● **Task**: Set down the material once more, exactly as it appears.

Stored entries
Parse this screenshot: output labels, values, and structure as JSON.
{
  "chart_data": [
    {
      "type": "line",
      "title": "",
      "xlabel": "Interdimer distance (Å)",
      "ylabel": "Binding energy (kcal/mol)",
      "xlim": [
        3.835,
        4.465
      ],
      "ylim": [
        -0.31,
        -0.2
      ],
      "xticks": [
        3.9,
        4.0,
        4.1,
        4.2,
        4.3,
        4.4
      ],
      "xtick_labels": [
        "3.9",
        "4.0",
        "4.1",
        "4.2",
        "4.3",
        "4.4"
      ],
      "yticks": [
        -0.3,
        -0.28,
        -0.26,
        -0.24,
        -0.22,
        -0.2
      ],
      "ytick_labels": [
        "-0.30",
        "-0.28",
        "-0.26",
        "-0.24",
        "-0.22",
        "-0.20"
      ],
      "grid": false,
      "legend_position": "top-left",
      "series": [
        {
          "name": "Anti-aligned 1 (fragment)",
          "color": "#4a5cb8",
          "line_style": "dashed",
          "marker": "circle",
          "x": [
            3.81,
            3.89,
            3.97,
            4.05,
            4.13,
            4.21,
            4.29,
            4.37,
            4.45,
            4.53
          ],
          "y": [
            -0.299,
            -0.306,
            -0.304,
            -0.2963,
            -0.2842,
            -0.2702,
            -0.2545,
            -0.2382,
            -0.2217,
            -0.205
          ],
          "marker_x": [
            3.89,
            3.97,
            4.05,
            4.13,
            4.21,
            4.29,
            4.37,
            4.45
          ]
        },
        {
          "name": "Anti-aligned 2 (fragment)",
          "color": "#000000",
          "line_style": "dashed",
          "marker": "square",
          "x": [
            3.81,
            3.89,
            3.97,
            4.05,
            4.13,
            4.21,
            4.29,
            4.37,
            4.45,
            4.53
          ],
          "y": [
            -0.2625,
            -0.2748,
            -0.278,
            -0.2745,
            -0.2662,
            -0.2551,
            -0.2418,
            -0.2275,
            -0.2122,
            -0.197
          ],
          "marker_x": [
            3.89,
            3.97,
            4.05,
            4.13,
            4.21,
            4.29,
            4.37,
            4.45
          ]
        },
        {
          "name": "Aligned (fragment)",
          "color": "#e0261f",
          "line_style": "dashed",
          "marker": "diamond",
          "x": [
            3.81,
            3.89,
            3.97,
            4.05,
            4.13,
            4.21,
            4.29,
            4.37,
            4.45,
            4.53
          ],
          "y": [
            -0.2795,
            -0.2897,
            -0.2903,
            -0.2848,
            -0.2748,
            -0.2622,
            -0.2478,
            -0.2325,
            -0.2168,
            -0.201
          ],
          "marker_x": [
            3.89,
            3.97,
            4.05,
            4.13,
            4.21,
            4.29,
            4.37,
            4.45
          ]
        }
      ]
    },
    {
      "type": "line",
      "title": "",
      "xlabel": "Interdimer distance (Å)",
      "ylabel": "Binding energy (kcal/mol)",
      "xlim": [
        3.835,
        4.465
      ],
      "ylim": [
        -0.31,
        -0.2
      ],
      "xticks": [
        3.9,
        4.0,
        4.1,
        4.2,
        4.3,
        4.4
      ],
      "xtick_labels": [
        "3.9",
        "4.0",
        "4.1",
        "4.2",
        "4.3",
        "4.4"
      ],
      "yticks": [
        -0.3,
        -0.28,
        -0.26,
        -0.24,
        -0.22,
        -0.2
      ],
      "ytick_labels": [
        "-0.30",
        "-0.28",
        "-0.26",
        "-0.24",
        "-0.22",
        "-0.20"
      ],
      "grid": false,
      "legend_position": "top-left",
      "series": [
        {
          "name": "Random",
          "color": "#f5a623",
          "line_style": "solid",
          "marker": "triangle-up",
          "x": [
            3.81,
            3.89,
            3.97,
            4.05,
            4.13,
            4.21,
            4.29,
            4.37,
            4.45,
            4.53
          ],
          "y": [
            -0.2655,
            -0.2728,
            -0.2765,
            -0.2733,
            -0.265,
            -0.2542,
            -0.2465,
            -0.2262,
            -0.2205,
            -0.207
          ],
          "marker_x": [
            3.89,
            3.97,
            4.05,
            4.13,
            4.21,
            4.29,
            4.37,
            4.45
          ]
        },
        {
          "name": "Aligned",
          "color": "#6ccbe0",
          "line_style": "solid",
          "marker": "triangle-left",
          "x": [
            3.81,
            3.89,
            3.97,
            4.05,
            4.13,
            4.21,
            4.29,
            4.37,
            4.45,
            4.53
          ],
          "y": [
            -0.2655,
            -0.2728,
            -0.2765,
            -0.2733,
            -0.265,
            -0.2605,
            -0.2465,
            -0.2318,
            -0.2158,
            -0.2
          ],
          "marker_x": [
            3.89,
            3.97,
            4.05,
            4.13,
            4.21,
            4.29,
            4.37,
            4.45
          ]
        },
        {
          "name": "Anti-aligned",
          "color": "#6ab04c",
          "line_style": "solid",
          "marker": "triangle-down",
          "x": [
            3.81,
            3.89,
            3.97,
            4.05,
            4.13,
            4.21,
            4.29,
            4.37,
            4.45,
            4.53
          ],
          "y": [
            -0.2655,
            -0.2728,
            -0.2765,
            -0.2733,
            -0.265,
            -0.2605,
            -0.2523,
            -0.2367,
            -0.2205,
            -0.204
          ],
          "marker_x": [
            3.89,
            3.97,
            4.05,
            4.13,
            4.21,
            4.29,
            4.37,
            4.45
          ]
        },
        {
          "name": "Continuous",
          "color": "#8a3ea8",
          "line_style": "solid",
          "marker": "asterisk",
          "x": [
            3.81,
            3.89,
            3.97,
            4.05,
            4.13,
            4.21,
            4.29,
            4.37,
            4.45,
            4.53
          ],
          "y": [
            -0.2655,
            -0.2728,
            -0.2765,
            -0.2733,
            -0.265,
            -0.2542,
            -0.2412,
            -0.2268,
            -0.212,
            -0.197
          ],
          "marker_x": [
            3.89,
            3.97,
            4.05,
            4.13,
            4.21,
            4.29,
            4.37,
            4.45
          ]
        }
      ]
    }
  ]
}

● **Written answer**:
Parse this screenshot: output labels, values, and structure as JSON.
{
  "chart_data": [
    {
      "type": "line",
      "title": "",
      "xlabel": "Interdimer distance (Å)",
      "ylabel": "Binding energy (kcal/mol)",
      "xlim": [
        3.835,
        4.465
      ],
      "ylim": [
        -0.31,
        -0.2
      ],
      "xticks": [
        3.9,
        4.0,
        4.1,
        4.2,
        4.3,
        4.4
      ],
      "xtick_labels": [
        "3.9",
        "4.0",
        "4.1",
        "4.2",
        "4.3",
        "4.4"
      ],
      "yticks": [
        -0.3,
        -0.28,
        -0.26,
        -0.24,
        -0.22,
        -0.2
      ],
      "ytick_labels": [
        "-0.30",
        "-0.28",
        "-0.26",
        "-0.24",
        "-0.22",
        "-0.20"
      ],
      "grid": false,
      "legend_position": "top-left",
      "series": [
        {
          "name": "Anti-aligned 1 (fragment)",
          "color": "#4a5cb8",
          "line_style": "dashed",
          "marker": "circle",
          "x": [
            3.81,
            3.89,
            3.97,
            4.05,
            4.13,
            4.21,
            4.29,
            4.37,
            4.45,
            4.53
          ],
          "y": [
            -0.299,
            -0.306,
            -0.304,
            -0.2963,
            -0.2842,
            -0.2702,
            -0.2545,
            -0.2382,
            -0.2217,
            -0.205
          ],
          "marker_x": [
            3.89,
            3.97,
            4.05,
            4.13,
            4.21,
            4.29,
            4.37,
            4.45
          ]
        },
        {
          "name": "Anti-aligned 2 (fragment)",
          "color": "#000000",
          "line_style": "dashed",
          "marker": "square",
          "x": [
            3.81,
            3.89,
            3.97,
            4.05,
            4.13,
            4.21,
            4.29,
            4.37,
            4.45,
            4.53
          ],
          "y": [
            -0.2625,
            -0.2748,
            -0.278,
            -0.2745,
            -0.2662,
            -0.2551,
            -0.2418,
            -0.2275,
            -0.2122,
            -0.197
          ],
          "marker_x": [
            3.89,
            3.97,
            4.05,
            4.13,
            4.21,
            4.29,
            4.37,
            4.45
          ]
        },
        {
          "name": "Aligned (fragment)",
          "color": "#e0261f",
          "line_style": "dashed",
          "marker": "diamond",
          "x": [
            3.81,
            3.89,
            3.97,
            4.05,
            4.13,
            4.21,
            4.29,
            4.37,
            4.45,
            4.53
          ],
          "y": [
            -0.2795,
            -0.2897,
            -0.2903,
            -0.2848,
            -0.2748,
            -0.2622,
            -0.2478,
            -0.2325,
            -0.2168,
            -0.201
          ],
          "marker_x": [
            3.89,
            3.97,
            4.05,
            4.13,
            4.21,
            4.29,
            4.37,
            4.45
          ]
        }
      ]
    },
    {
      "type": "line",
      "title": "",
      "xlabel": "Interdimer distance (Å)",
      "ylabel": "Binding energy (kcal/mol)",
      "xlim": [
        3.835,
        4.465
      ],
      "ylim": [
        -0.31,
        -0.2
      ],
      "xticks": [
        3.9,
        4.0,
        4.1,
        4.2,
        4.3,
        4.4
      ],
      "xtick_labels": [
        "3.9",
        "4.0",
        "4.1",
        "4.2",
        "4.3",
        "4.4"
      ],
      "yticks": [
        -0.3,
        -0.28,
        -0.26,
        -0.24,
        -0.22,
        -0.2
      ],
      "ytick_labels": [
        "-0.30",
        "-0.28",
        "-0.26",
        "-0.24",
        "-0.22",
        "-0.20"
      ],
      "grid": false,
      "legend_position": "top-left",
      "series": [
        {
          "name": "Random",
          "color": "#f5a623",
          "line_style": "solid",
          "marker": "triangle-up",
          "x": [
            3.81,
            3.89,
            3.97,
            4.05,
            4.13,
            4.21,
            4.29,
            4.37,
            4.45,
            4.53
          ],
          "y": [
            -0.2655,
            -0.2728,
            -0.2765,
            -0.2733,
            -0.265,
            -0.2542,
            -0.2465,
            -0.2262,
            -0.2205,
            -0.207
          ],
          "marker_x": [
            3.89,
            3.97,
            4.05,
            4.13,
            4.21,
            4.29,
            4.37,
            4.45
          ]
        },
        {
          "name": "Aligned",
          "color": "#6ccbe0",
          "line_style": "solid",
          "marker": "triangle-left",
          "x": [
            3.81,
            3.89,
            3.97,
            4.05,
            4.13,
            4.21,
            4.29,
            4.37,
            4.45,
            4.53
          ],
          "y": [
            -0.2655,
            -0.2728,
            -0.2765,
            -0.2733,
            -0.265,
            -0.2605,
            -0.2465,
            -0.2318,
            -0.2158,
            -0.2
          ],
          "marker_x": [
            3.89,
            3.97,
            4.05,
            4.13,
            4.21,
            4.29,
            4.37,
            4.45
          ]
        },
        {
          "name": "Anti-aligned",
          "color": "#6ab04c",
          "line_style": "solid",
          "marker": "triangle-down",
          "x": [
            3.81,
            3.89,
            3.97,
            4.05,
            4.13,
            4.21,
            4.29,
            4.37,
            4.45,
            4.53
          ],
          "y": [
            -0.2655,
            -0.2728,
            -0.2765,
            -0.2733,
            -0.265,
            -0.2605,
            -0.2523,
            -0.2367,
            -0.2205,
            -0.204
          ],
          "marker_x": [
            3.89,
            3.97,
            4.05,
            4.13,
            4.21,
            4.29,
            4.37,
            4.45
          ]
        },
        {
          "name": "Continuous",
          "color": "#8a3ea8",
          "line_style": "solid",
          "marker": "asterisk",
          "x": [
            3.81,
            3.89,
            3.97,
            4.05,
            4.13,
            4.21,
            4.29,
            4.37,
            4.45,
            4.53
          ],
          "y": [
            -0.2655,
            -0.2728,
            -0.2765,
            -0.2733,
            -0.265,
            -0.2542,
            -0.2412,
            -0.2268,
            -0.212,
            -0.197
          ],
          "marker_x": [
            3.89,
            3.97,
            4.05,
            4.13,
            4.21,
            4.29,
            4.37,
            4.45
          ]
        }
      ]
    }
  ]
}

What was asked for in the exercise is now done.